BEGIN
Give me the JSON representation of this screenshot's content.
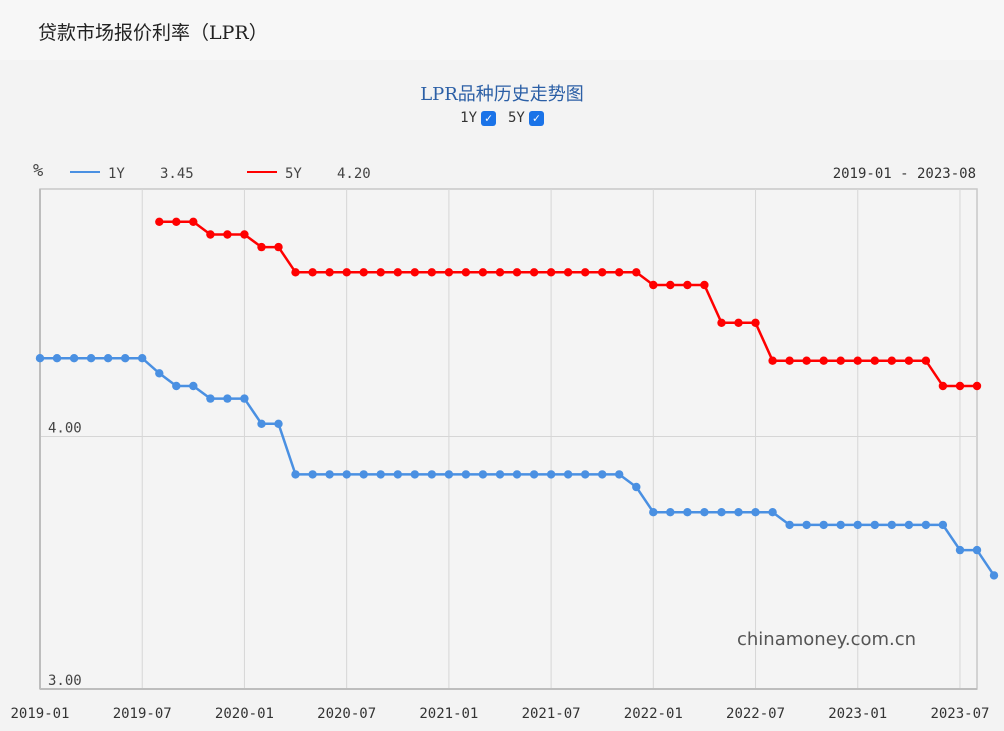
{
  "page": {
    "title": "贷款市场报价利率（LPR）"
  },
  "chart_toggles": [
    {
      "label": "1Y",
      "checked": true
    },
    {
      "label": "5Y",
      "checked": true
    }
  ],
  "watermark": "chinamoney.com.cn",
  "colors": {
    "s1Y": "#4a90e2",
    "s5Y": "#ff0000",
    "title": "#2b5fa6"
  },
  "chart_data": {
    "type": "line",
    "title": "LPR品种历史走势图",
    "ylabel": "%",
    "yticks": [
      {
        "value": 3.0,
        "label": "3.00"
      },
      {
        "value": 4.0,
        "label": "4.00"
      }
    ],
    "ylim": [
      3.0,
      4.98
    ],
    "xticks": [
      "2019-01",
      "2019-07",
      "2020-01",
      "2020-07",
      "2021-01",
      "2021-07",
      "2022-01",
      "2022-07",
      "2023-01",
      "2023-07"
    ],
    "range_label": "2019-01 - 2023-08",
    "grid": true,
    "legend_position": "top-left",
    "series": [
      {
        "name": "1Y",
        "current": "3.45",
        "color": "#4a90e2",
        "start": "2019-01",
        "values": [
          4.31,
          4.31,
          4.31,
          4.31,
          4.31,
          4.31,
          4.31,
          4.25,
          4.2,
          4.2,
          4.15,
          4.15,
          4.15,
          4.05,
          4.05,
          3.85,
          3.85,
          3.85,
          3.85,
          3.85,
          3.85,
          3.85,
          3.85,
          3.85,
          3.85,
          3.85,
          3.85,
          3.85,
          3.85,
          3.85,
          3.85,
          3.85,
          3.85,
          3.85,
          3.85,
          3.8,
          3.7,
          3.7,
          3.7,
          3.7,
          3.7,
          3.7,
          3.7,
          3.7,
          3.65,
          3.65,
          3.65,
          3.65,
          3.65,
          3.65,
          3.65,
          3.65,
          3.65,
          3.65,
          3.55,
          3.55,
          3.45
        ]
      },
      {
        "name": "5Y",
        "current": "4.20",
        "color": "#ff0000",
        "start": "2019-08",
        "values": [
          4.85,
          4.85,
          4.85,
          4.8,
          4.8,
          4.8,
          4.75,
          4.75,
          4.65,
          4.65,
          4.65,
          4.65,
          4.65,
          4.65,
          4.65,
          4.65,
          4.65,
          4.65,
          4.65,
          4.65,
          4.65,
          4.65,
          4.65,
          4.65,
          4.65,
          4.65,
          4.65,
          4.65,
          4.65,
          4.6,
          4.6,
          4.6,
          4.6,
          4.45,
          4.45,
          4.45,
          4.3,
          4.3,
          4.3,
          4.3,
          4.3,
          4.3,
          4.3,
          4.3,
          4.3,
          4.3,
          4.2,
          4.2,
          4.2
        ]
      }
    ]
  }
}
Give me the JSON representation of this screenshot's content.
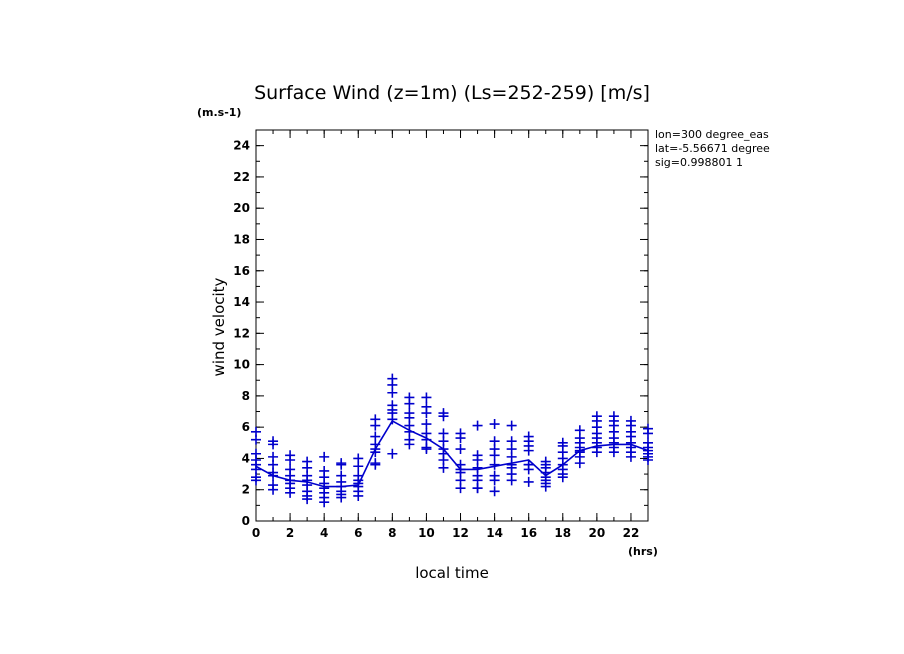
END
* Required work:
Keep every word of the data as it is when you write it out, but drop the pictures.

* Written answer:
Give me the JSON representation of this screenshot's content.
{
  "page": {
    "title": "贷款市场报价利率（LPR）"
  },
  "chart_toggles": [
    {
      "label": "1Y",
      "checked": true
    },
    {
      "label": "5Y",
      "checked": true
    }
  ],
  "watermark": "chinamoney.com.cn",
  "colors": {
    "s1Y": "#4a90e2",
    "s5Y": "#ff0000",
    "title": "#2b5fa6"
  },
  "chart_data": {
    "type": "line",
    "title": "LPR品种历史走势图",
    "ylabel": "%",
    "yticks": [
      {
        "value": 3.0,
        "label": "3.00"
      },
      {
        "value": 4.0,
        "label": "4.00"
      }
    ],
    "ylim": [
      3.0,
      4.98
    ],
    "xticks": [
      "2019-01",
      "2019-07",
      "2020-01",
      "2020-07",
      "2021-01",
      "2021-07",
      "2022-01",
      "2022-07",
      "2023-01",
      "2023-07"
    ],
    "range_label": "2019-01 - 2023-08",
    "grid": true,
    "legend_position": "top-left",
    "series": [
      {
        "name": "1Y",
        "current": "3.45",
        "color": "#4a90e2",
        "start": "2019-01",
        "values": [
          4.31,
          4.31,
          4.31,
          4.31,
          4.31,
          4.31,
          4.31,
          4.25,
          4.2,
          4.2,
          4.15,
          4.15,
          4.15,
          4.05,
          4.05,
          3.85,
          3.85,
          3.85,
          3.85,
          3.85,
          3.85,
          3.85,
          3.85,
          3.85,
          3.85,
          3.85,
          3.85,
          3.85,
          3.85,
          3.85,
          3.85,
          3.85,
          3.85,
          3.85,
          3.85,
          3.8,
          3.7,
          3.7,
          3.7,
          3.7,
          3.7,
          3.7,
          3.7,
          3.7,
          3.65,
          3.65,
          3.65,
          3.65,
          3.65,
          3.65,
          3.65,
          3.65,
          3.65,
          3.65,
          3.55,
          3.55,
          3.45
        ]
      },
      {
        "name": "5Y",
        "current": "4.20",
        "color": "#ff0000",
        "start": "2019-08",
        "values": [
          4.85,
          4.85,
          4.85,
          4.8,
          4.8,
          4.8,
          4.75,
          4.75,
          4.65,
          4.65,
          4.65,
          4.65,
          4.65,
          4.65,
          4.65,
          4.65,
          4.65,
          4.65,
          4.65,
          4.65,
          4.65,
          4.65,
          4.65,
          4.65,
          4.65,
          4.65,
          4.65,
          4.65,
          4.65,
          4.6,
          4.6,
          4.6,
          4.6,
          4.45,
          4.45,
          4.45,
          4.3,
          4.3,
          4.3,
          4.3,
          4.3,
          4.3,
          4.3,
          4.3,
          4.3,
          4.3,
          4.2,
          4.2,
          4.2
        ]
      }
    ]
  }
}
Give me the JSON representation of this screenshot's content.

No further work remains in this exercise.